Your goal >> The records below are split into lines. How many of those lines contain the string "Expressing"? Reply with the number only.

Data >>
====
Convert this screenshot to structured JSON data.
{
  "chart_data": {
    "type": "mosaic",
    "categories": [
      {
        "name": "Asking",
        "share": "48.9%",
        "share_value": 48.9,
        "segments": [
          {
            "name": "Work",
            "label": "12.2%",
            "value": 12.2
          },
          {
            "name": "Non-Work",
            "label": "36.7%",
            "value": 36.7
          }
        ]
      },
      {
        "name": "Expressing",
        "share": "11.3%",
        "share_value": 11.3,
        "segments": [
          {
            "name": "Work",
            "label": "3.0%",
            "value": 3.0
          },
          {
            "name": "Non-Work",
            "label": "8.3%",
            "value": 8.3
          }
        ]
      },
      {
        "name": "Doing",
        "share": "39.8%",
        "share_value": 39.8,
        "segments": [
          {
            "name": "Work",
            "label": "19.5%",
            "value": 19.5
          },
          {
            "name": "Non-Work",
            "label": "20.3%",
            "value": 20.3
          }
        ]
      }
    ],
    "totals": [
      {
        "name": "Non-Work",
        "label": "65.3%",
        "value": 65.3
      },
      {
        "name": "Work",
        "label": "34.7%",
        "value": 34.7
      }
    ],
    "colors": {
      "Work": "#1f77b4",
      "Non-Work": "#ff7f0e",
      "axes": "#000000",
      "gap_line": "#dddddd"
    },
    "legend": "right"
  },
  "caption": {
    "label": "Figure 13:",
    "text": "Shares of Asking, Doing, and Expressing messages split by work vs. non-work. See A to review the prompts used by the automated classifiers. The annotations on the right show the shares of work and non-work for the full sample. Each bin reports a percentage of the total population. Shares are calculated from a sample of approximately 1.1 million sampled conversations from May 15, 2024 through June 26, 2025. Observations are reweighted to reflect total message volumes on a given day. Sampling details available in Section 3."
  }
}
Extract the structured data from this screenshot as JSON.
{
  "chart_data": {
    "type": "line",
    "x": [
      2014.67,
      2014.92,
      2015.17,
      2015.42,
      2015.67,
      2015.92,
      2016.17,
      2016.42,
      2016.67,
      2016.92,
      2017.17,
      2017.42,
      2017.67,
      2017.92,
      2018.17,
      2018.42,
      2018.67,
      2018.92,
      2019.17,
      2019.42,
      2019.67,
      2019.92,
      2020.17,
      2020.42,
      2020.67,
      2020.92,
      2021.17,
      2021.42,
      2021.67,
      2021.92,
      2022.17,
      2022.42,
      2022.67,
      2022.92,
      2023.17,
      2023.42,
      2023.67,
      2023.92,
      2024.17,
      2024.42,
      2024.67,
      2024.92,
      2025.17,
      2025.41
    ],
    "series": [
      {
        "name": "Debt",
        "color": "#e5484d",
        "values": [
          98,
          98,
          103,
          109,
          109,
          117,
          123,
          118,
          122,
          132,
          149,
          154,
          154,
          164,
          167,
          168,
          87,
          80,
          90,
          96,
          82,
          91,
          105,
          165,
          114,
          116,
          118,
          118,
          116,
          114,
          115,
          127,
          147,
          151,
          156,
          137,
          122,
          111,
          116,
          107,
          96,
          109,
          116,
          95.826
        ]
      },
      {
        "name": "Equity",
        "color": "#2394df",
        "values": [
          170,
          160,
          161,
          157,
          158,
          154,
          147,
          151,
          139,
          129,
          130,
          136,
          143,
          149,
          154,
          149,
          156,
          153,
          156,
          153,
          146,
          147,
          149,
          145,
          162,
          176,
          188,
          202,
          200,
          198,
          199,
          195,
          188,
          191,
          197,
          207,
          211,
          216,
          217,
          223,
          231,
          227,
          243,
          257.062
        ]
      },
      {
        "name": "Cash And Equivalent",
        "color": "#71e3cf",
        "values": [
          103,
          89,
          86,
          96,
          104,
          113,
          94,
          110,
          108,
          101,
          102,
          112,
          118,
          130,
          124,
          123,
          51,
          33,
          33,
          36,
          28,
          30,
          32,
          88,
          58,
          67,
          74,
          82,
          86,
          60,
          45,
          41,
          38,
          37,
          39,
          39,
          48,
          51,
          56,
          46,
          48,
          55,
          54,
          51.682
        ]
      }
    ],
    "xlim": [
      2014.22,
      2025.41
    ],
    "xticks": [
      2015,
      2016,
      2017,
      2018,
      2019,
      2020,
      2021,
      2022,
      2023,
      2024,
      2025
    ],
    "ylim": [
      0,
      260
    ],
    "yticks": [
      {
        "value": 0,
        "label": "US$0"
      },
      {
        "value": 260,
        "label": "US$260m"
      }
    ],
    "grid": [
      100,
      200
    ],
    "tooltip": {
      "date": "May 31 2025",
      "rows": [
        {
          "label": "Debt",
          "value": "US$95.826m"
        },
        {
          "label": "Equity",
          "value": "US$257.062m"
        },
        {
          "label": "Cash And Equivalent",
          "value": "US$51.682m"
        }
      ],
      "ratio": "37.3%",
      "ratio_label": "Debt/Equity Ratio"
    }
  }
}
====
Response to the exercise >> 2